→ Task to complete
Repeat exactly, and only, the lines from the one holding "OCR this image." through the last line of the records below.

[Data excerpts]
* * * * * * *

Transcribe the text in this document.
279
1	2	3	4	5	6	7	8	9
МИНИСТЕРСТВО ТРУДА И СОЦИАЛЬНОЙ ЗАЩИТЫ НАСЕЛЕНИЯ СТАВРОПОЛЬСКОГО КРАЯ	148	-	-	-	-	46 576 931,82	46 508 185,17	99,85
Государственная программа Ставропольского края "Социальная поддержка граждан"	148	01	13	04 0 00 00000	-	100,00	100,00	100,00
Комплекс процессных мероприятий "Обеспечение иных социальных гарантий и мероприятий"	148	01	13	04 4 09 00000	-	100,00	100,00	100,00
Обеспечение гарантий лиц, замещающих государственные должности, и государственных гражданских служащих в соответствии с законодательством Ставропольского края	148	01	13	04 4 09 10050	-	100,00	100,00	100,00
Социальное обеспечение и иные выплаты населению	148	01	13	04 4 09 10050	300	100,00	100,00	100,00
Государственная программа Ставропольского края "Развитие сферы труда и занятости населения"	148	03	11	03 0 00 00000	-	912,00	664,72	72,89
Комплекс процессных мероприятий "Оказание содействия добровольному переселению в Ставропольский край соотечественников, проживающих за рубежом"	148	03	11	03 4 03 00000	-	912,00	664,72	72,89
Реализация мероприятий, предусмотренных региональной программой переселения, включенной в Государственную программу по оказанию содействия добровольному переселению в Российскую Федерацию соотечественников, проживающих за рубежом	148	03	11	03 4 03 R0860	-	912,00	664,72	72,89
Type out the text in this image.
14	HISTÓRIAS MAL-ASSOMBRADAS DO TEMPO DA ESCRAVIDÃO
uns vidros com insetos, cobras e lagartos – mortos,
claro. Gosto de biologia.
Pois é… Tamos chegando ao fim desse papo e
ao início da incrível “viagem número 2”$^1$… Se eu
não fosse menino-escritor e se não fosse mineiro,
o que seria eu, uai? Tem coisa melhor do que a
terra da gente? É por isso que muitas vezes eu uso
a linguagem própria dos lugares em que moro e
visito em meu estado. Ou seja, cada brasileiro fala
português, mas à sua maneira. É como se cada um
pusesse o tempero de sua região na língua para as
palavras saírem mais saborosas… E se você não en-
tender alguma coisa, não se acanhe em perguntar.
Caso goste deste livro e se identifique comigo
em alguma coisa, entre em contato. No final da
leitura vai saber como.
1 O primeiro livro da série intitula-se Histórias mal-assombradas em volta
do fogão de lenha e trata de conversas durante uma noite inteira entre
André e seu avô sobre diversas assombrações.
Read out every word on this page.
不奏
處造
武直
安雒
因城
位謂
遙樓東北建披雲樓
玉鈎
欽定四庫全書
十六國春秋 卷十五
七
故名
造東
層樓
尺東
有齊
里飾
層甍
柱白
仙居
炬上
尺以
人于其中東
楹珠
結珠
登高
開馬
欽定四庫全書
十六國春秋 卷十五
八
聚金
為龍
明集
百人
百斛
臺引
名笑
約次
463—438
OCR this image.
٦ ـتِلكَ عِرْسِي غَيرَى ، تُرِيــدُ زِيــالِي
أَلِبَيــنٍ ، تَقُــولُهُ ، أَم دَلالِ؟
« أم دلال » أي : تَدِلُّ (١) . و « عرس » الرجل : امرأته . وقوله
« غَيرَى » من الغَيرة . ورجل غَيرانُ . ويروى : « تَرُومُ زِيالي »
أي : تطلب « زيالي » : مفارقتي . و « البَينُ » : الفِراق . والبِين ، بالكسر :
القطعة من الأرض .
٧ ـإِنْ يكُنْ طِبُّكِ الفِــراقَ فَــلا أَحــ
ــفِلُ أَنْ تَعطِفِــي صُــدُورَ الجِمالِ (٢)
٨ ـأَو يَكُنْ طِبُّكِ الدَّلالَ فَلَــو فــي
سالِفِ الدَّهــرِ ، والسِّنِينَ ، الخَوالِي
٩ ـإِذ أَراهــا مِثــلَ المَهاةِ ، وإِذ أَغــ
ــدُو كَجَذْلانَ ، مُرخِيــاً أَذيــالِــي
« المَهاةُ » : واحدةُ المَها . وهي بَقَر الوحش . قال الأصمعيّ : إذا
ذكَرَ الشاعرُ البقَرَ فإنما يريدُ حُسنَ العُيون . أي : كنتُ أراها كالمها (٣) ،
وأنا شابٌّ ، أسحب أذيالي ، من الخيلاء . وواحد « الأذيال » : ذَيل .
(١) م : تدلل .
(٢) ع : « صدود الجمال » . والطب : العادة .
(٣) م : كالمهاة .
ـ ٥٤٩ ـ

* * * * * * *

→ Response to the exercise
OCR this image.
٦ ـتِلكَ عِرْسِي غَيرَى ، تُرِيــدُ زِيــالِي
أَلِبَيــنٍ ، تَقُــولُهُ ، أَم دَلالِ؟
« أم دلال » أي : تَدِلُّ (١) . و « عرس » الرجل : امرأته . وقوله
« غَيرَى » من الغَيرة . ورجل غَيرانُ . ويروى : « تَرُومُ زِيالي »
أي : تطلب « زيالي » : مفارقتي . و « البَينُ » : الفِراق . والبِين ، بالكسر :
القطعة من الأرض .
٧ ـإِنْ يكُنْ طِبُّكِ الفِــراقَ فَــلا أَحــ
ــفِلُ أَنْ تَعطِفِــي صُــدُورَ الجِمالِ (٢)
٨ ـأَو يَكُنْ طِبُّكِ الدَّلالَ فَلَــو فــي
سالِفِ الدَّهــرِ ، والسِّنِينَ ، الخَوالِي
٩ ـإِذ أَراهــا مِثــلَ المَهاةِ ، وإِذ أَغــ
ــدُو كَجَذْلانَ ، مُرخِيــاً أَذيــالِــي
« المَهاةُ » : واحدةُ المَها . وهي بَقَر الوحش . قال الأصمعيّ : إذا
ذكَرَ الشاعرُ البقَرَ فإنما يريدُ حُسنَ العُيون . أي : كنتُ أراها كالمها (٣) ،
وأنا شابٌّ ، أسحب أذيالي ، من الخيلاء . وواحد « الأذيال » : ذَيل .
(١) م : تدلل .
(٢) ع : « صدود الجمال » . والطب : العادة .
(٣) م : كالمهاة .
ـ ٥٤٩ ـ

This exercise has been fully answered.